OBJECTIVE —
Tally the lines of the listing that contain the string "marker". Give the number and nothing else.
● ● ● ● ●
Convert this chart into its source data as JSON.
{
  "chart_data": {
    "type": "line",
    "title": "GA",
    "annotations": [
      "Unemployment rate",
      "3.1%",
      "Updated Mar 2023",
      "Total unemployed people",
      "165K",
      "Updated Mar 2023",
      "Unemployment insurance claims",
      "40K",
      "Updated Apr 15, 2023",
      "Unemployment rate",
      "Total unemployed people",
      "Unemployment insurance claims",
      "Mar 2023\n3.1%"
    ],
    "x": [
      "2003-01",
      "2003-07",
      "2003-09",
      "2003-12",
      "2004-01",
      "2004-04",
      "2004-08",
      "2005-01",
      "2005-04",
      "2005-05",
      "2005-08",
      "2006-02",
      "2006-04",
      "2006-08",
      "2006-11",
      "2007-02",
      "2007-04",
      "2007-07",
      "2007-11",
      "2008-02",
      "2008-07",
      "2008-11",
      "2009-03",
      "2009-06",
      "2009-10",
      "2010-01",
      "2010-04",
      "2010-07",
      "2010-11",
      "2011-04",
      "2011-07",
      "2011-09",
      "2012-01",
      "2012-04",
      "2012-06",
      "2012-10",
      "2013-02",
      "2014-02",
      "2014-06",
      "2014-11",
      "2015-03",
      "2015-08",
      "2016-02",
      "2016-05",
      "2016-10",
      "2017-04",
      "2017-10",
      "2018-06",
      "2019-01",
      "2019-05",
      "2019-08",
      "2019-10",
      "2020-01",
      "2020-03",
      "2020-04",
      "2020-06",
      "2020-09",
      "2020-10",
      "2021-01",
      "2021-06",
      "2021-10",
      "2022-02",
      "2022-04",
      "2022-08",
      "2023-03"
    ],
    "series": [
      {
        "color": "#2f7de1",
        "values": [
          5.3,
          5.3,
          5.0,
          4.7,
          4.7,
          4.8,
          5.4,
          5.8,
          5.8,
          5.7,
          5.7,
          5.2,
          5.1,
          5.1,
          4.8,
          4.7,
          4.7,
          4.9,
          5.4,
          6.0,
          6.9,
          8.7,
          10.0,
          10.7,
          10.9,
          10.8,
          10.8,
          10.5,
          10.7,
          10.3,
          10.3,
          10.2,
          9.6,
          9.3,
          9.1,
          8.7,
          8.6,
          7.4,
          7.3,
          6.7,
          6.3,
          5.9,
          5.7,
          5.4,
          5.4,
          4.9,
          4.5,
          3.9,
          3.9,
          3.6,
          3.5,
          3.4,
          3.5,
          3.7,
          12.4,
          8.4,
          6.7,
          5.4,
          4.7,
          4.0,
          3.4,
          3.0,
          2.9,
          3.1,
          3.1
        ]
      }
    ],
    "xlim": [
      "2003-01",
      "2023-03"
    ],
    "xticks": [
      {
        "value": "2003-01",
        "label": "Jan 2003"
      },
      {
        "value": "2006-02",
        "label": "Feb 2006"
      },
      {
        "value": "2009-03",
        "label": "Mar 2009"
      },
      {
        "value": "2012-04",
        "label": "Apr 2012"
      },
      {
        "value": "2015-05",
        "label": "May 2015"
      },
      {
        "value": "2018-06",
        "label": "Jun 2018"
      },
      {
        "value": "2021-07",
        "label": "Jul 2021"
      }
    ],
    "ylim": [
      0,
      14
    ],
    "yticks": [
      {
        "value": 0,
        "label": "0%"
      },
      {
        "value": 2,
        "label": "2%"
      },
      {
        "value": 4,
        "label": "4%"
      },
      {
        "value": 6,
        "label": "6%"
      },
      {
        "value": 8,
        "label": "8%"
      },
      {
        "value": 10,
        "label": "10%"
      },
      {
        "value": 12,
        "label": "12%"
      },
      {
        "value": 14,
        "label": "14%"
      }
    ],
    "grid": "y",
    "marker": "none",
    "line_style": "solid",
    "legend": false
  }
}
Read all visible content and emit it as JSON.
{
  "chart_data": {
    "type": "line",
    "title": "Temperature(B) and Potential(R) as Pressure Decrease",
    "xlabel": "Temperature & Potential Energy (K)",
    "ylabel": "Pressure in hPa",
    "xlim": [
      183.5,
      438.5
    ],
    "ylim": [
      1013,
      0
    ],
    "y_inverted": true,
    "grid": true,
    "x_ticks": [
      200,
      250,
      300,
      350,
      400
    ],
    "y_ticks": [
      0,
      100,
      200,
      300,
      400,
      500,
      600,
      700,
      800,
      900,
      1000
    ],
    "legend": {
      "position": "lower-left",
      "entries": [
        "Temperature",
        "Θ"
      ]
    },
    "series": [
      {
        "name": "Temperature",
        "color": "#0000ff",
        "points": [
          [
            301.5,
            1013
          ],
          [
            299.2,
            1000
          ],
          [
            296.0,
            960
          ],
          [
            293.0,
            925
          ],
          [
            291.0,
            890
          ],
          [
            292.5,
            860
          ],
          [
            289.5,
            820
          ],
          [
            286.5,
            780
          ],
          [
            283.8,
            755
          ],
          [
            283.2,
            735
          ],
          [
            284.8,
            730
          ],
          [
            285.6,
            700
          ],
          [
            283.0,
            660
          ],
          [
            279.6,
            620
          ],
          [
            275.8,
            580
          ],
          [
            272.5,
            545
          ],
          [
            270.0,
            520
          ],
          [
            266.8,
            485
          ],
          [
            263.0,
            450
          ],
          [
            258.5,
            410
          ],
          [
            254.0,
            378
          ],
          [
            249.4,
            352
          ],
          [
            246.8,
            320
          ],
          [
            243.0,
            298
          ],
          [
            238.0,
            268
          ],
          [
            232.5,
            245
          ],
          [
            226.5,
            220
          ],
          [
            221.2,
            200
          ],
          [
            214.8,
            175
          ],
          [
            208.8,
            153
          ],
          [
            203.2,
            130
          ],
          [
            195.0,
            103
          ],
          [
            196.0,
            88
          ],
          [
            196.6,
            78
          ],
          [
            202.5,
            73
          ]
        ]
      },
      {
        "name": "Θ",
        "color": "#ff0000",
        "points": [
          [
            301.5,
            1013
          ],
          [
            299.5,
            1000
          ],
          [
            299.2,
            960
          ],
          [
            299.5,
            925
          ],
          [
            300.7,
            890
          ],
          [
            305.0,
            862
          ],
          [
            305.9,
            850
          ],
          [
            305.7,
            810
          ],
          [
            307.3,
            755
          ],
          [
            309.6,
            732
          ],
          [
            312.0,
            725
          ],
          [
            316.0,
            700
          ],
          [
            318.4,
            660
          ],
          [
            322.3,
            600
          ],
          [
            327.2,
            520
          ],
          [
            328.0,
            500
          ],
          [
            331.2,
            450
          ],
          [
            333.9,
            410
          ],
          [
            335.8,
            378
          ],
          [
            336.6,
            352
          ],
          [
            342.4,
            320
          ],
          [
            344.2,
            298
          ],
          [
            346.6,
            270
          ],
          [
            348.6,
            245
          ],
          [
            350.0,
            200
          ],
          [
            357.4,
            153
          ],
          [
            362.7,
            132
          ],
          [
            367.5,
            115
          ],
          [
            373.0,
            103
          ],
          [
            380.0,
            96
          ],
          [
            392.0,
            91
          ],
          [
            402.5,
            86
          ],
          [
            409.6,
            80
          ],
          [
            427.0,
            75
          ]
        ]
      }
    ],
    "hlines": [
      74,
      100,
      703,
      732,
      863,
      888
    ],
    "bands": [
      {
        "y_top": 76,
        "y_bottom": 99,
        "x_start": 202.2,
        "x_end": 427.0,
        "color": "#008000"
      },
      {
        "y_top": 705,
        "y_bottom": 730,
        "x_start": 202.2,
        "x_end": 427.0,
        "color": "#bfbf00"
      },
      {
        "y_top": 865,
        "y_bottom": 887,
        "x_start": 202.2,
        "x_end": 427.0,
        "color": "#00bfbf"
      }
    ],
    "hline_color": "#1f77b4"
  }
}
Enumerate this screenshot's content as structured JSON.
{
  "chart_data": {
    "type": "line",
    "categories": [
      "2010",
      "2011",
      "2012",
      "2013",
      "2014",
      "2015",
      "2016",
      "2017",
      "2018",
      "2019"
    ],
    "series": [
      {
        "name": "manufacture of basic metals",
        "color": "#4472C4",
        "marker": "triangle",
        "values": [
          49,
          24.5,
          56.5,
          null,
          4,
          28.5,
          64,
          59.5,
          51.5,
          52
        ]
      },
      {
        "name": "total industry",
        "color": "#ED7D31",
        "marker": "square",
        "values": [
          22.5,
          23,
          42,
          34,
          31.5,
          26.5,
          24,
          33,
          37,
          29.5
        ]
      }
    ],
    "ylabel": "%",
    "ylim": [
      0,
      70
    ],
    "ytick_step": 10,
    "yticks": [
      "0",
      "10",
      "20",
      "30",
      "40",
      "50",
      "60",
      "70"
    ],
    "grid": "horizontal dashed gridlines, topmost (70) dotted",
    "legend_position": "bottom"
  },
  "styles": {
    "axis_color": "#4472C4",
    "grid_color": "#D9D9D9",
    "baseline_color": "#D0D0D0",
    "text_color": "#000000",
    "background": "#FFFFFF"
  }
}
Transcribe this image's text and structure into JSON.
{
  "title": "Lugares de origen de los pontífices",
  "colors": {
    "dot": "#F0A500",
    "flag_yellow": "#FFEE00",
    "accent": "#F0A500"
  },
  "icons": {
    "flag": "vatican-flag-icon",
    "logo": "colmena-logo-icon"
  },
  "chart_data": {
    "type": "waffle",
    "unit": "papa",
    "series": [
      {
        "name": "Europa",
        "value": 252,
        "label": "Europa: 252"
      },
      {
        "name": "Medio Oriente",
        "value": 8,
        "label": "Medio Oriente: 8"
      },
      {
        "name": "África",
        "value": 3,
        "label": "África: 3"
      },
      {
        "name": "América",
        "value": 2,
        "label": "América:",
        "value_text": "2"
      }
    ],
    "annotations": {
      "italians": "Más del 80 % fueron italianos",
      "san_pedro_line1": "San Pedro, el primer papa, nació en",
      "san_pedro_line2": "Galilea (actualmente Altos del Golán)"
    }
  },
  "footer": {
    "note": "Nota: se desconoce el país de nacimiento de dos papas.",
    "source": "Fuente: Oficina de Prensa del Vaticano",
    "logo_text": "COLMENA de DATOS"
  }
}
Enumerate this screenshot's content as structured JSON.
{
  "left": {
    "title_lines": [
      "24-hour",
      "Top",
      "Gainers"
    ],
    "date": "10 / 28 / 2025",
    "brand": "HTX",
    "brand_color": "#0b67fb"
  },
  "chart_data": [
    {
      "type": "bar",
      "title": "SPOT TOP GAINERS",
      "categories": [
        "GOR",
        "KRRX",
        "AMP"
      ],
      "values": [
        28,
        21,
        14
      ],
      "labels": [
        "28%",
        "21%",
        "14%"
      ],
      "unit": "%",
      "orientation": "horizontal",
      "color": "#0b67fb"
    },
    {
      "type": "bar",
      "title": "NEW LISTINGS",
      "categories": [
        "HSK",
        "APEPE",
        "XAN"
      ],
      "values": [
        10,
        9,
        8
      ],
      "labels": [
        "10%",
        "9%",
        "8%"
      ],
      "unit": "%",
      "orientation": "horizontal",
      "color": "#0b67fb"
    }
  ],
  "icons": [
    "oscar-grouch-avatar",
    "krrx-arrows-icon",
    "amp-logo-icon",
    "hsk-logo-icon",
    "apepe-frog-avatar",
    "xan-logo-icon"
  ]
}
● ● ● ● ●
ANSWER TO THE EXERCISE —
3